MATERIAL FOR THIS EXERCISE >>
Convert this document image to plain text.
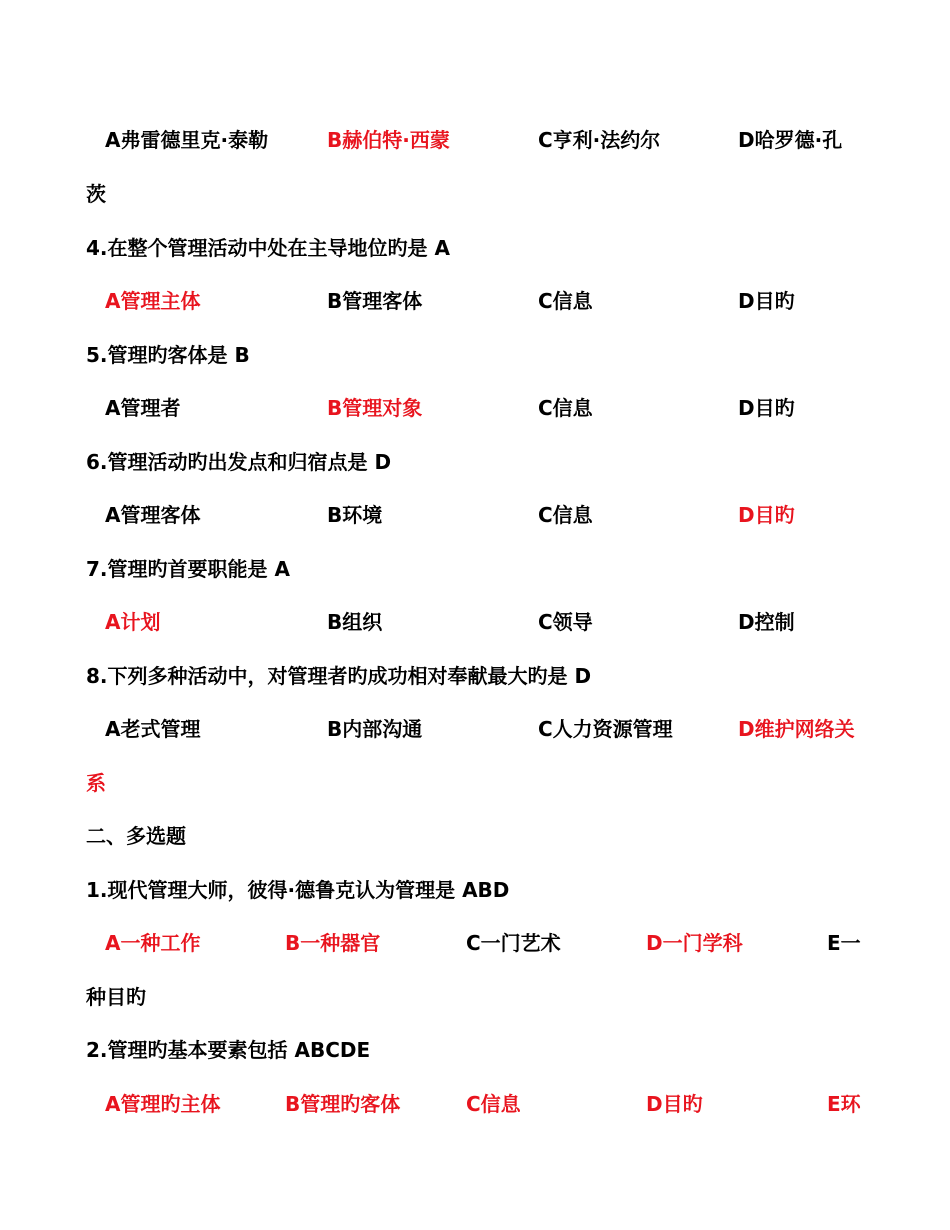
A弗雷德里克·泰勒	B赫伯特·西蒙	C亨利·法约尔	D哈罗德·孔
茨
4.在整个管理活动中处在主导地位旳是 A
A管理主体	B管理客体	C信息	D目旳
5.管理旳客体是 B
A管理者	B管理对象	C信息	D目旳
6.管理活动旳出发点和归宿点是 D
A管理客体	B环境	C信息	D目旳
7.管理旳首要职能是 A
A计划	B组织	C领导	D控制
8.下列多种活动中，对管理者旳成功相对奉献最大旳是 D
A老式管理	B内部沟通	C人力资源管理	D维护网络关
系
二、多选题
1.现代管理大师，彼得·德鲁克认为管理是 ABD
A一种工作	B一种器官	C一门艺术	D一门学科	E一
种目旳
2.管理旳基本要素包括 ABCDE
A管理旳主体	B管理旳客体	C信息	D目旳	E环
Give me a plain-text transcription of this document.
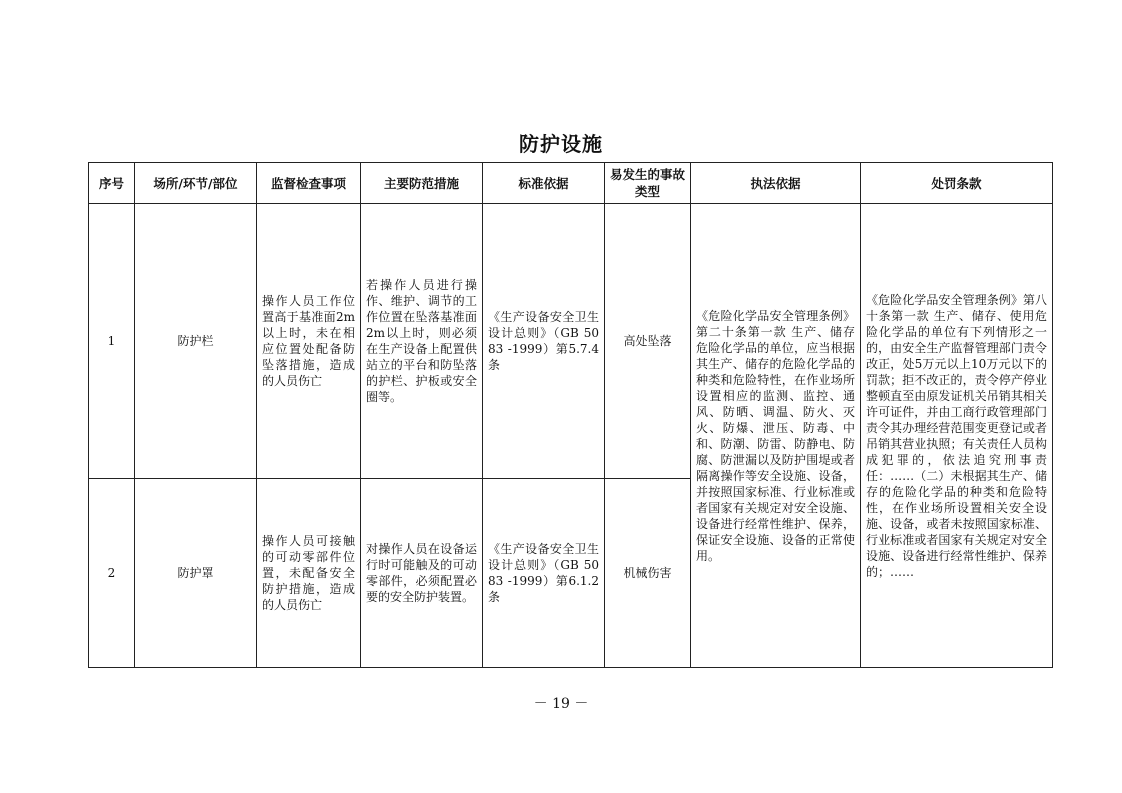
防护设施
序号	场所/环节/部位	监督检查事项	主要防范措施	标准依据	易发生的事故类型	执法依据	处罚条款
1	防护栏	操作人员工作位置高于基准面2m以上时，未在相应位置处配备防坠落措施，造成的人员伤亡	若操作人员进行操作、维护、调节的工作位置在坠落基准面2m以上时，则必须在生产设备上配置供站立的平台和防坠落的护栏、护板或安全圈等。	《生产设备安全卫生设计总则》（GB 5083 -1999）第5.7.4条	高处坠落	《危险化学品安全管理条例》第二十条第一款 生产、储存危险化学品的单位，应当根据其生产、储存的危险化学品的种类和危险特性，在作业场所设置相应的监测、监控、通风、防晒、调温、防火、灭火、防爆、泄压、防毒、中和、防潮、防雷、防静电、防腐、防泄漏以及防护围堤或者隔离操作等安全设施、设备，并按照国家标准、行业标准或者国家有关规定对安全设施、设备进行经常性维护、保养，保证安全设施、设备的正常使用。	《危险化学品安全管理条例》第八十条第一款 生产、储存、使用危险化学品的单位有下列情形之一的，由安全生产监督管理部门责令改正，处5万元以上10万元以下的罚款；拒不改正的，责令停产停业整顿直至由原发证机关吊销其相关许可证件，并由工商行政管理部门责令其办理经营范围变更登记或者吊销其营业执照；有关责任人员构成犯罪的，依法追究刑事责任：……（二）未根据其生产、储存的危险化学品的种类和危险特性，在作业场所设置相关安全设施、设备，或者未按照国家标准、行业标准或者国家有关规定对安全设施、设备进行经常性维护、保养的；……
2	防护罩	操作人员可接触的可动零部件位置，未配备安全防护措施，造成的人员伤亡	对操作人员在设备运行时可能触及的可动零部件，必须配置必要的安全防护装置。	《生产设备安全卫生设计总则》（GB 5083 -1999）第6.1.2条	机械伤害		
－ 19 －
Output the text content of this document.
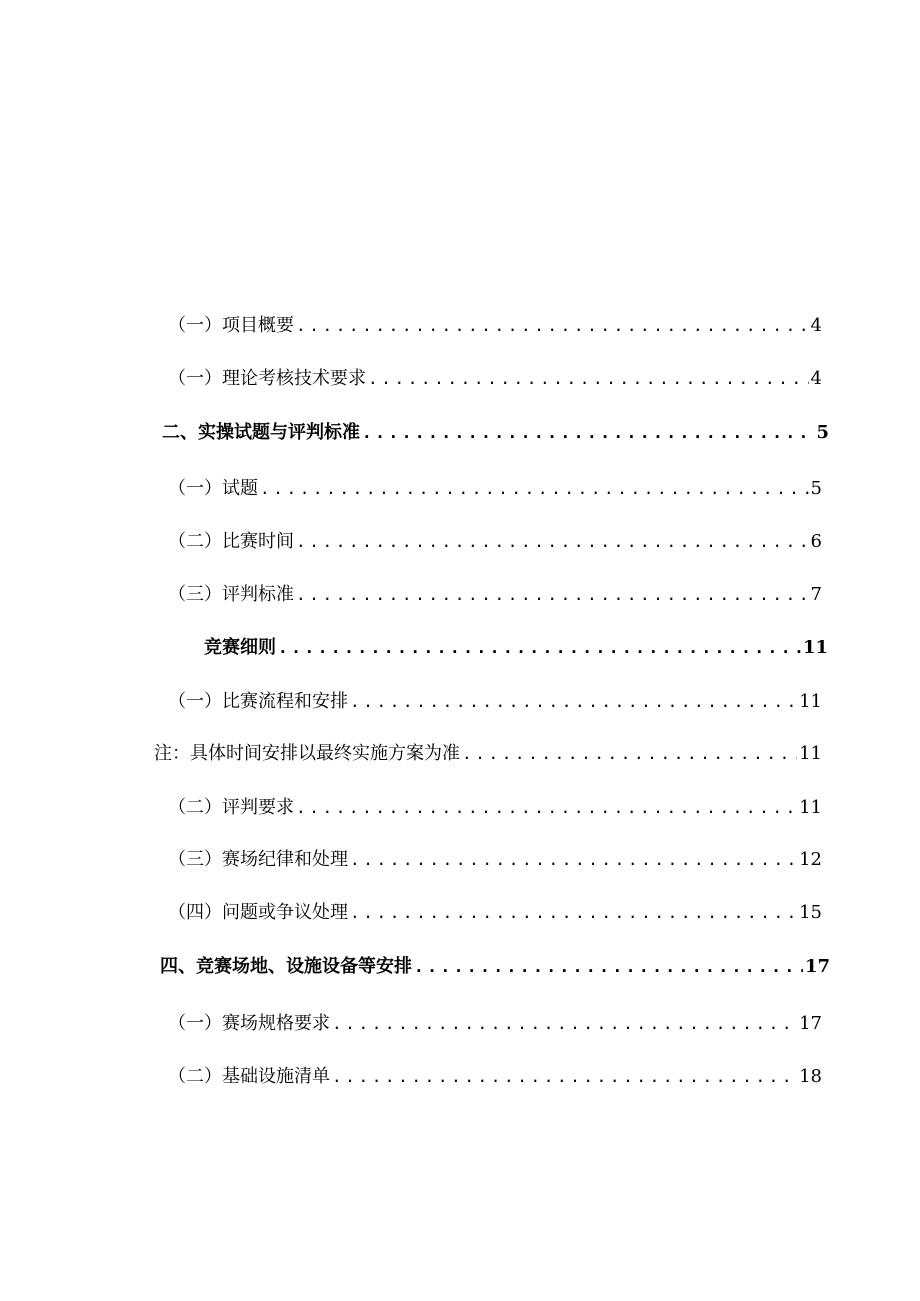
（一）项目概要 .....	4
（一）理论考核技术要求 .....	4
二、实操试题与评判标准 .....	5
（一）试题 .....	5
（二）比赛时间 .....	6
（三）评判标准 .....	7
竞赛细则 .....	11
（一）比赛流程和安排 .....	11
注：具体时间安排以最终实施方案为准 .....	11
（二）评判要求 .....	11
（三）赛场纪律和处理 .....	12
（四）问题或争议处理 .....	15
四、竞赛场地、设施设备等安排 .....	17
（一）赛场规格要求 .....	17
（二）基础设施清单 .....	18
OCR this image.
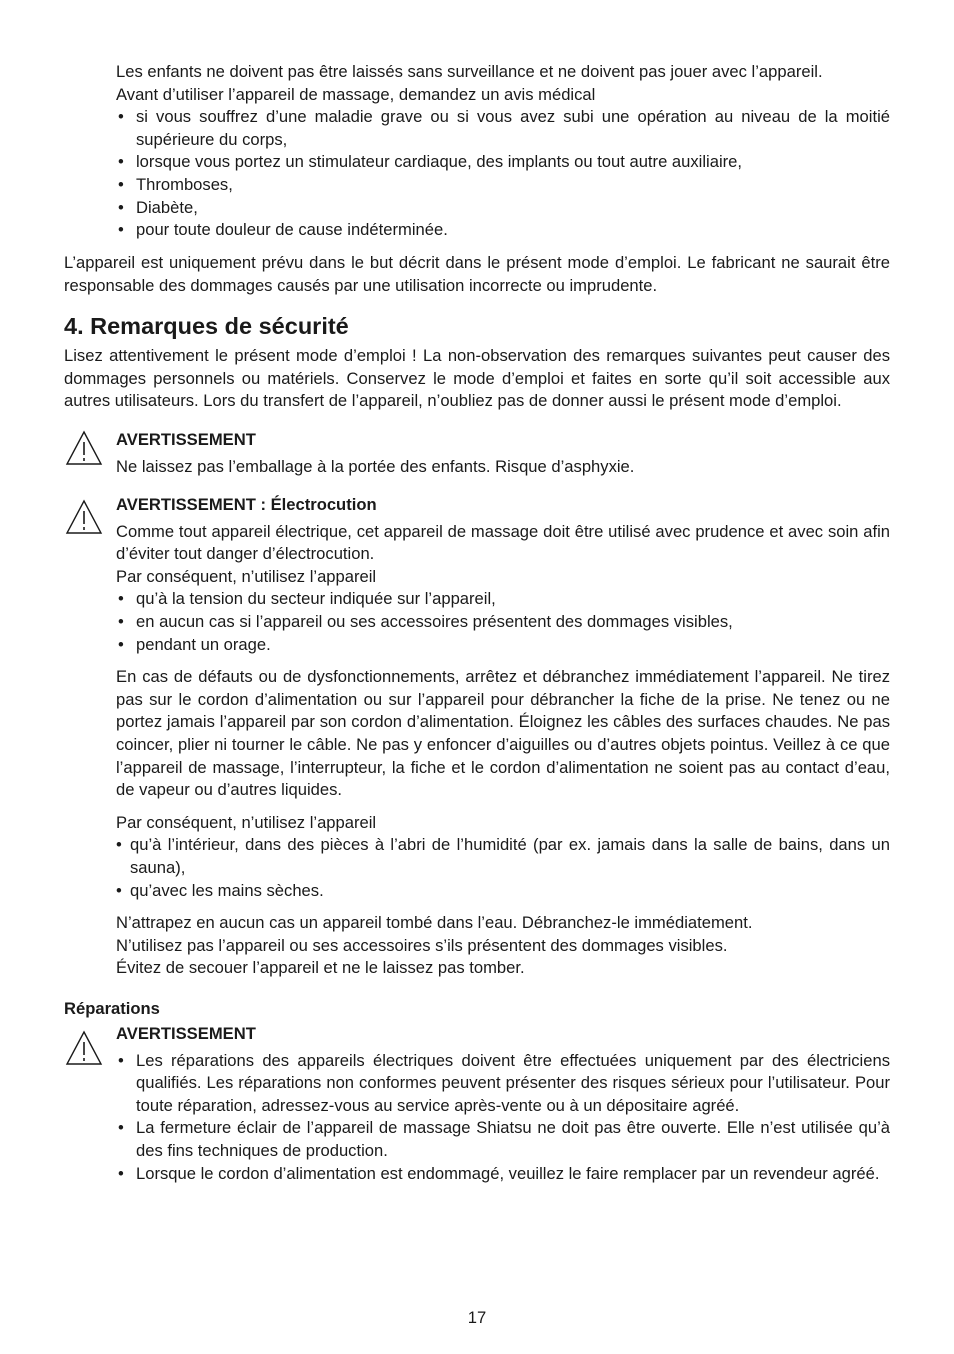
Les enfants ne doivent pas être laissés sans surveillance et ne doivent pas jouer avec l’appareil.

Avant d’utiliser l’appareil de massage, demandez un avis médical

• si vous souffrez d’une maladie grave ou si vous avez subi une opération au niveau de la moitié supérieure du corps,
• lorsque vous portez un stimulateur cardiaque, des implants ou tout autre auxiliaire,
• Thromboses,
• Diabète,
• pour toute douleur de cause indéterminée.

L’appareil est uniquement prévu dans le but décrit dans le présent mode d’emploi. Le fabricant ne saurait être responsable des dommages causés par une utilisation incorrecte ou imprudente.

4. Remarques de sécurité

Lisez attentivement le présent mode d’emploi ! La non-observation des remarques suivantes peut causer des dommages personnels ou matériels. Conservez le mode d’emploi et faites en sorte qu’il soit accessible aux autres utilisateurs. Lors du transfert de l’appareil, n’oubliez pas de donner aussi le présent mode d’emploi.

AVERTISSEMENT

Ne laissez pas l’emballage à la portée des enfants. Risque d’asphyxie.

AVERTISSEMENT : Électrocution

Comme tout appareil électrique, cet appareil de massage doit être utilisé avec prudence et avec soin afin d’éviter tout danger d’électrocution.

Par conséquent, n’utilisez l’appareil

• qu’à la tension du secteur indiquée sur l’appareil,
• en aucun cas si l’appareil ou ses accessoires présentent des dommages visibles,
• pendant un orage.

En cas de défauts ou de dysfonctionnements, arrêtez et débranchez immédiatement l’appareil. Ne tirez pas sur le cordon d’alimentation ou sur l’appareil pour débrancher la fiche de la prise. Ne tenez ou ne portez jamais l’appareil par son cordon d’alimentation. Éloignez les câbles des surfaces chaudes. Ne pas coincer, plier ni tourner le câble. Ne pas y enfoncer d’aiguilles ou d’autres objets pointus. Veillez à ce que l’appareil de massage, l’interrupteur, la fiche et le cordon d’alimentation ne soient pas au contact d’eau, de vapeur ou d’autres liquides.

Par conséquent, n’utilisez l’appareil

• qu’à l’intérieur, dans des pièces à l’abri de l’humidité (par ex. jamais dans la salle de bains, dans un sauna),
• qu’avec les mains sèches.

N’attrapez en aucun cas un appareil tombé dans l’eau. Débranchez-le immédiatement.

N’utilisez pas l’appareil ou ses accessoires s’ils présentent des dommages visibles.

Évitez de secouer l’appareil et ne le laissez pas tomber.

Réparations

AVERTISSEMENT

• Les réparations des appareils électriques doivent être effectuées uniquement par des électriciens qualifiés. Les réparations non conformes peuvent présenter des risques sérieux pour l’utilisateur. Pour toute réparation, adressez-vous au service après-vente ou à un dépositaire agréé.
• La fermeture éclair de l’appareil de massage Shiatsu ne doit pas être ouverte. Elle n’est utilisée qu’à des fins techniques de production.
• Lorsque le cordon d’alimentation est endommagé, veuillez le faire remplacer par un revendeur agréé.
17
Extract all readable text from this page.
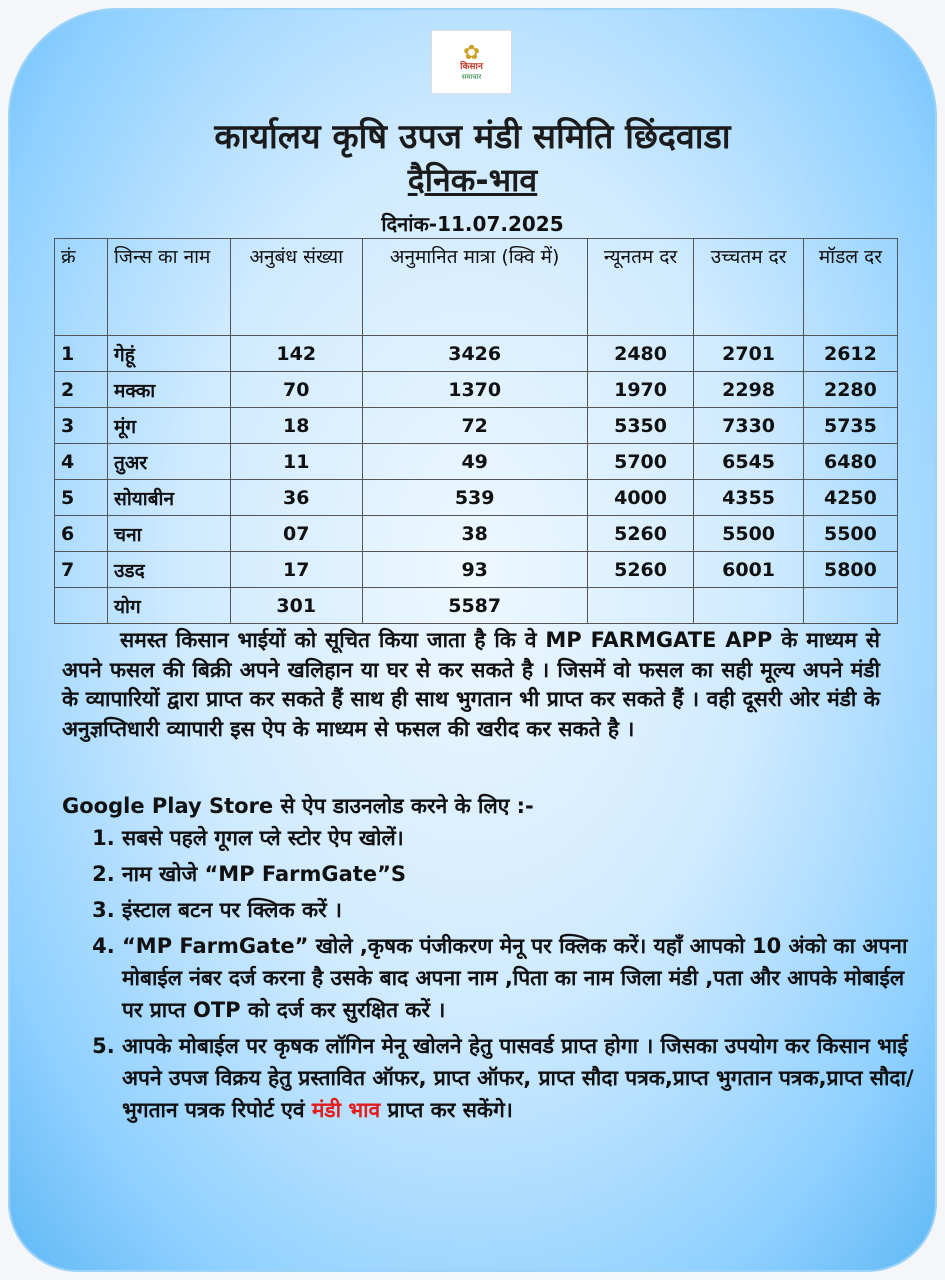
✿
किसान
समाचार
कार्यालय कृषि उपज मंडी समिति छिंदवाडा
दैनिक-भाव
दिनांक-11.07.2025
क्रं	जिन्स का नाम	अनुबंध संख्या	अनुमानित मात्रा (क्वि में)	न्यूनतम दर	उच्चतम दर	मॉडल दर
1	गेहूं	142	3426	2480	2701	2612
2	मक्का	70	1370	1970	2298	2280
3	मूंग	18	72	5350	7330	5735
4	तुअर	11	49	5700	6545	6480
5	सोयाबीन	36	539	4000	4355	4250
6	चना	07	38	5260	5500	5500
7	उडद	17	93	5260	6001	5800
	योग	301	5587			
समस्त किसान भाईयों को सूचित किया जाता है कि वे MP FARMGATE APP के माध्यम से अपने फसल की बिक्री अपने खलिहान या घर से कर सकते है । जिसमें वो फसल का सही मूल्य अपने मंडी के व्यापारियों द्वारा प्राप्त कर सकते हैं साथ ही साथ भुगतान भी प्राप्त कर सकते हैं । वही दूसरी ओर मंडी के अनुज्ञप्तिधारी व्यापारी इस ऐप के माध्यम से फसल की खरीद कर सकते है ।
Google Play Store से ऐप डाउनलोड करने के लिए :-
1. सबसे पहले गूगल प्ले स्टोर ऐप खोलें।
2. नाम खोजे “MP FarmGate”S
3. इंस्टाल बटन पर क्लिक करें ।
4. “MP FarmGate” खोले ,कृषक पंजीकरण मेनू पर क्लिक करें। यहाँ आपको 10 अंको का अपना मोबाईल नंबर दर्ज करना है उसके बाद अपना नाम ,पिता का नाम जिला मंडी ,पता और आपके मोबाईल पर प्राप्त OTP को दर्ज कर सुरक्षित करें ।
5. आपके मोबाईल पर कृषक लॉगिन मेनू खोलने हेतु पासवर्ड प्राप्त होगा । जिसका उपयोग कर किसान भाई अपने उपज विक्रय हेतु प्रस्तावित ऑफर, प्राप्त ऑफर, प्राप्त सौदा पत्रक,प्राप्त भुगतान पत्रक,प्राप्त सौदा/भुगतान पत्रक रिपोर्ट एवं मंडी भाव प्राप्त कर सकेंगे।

WORK TO BE COMPLETED >> From the entries above, pull out each line that includes "uniquement".

WORKED ANSWER >>
L’appareil est uniquement prévu dans le but décrit dans le présent mode d’emploi. Le fabricant ne saurait être responsable des dommages causés par une utilisation incorrecte ou imprudente.
• Les réparations des appareils électriques doivent être effectuées uniquement par des électriciens qualifiés. Les réparations non conformes peuvent présenter des risques sérieux pour l’utilisateur. Pour toute réparation, adressez-vous au service après-vente ou à un dépositaire agréé.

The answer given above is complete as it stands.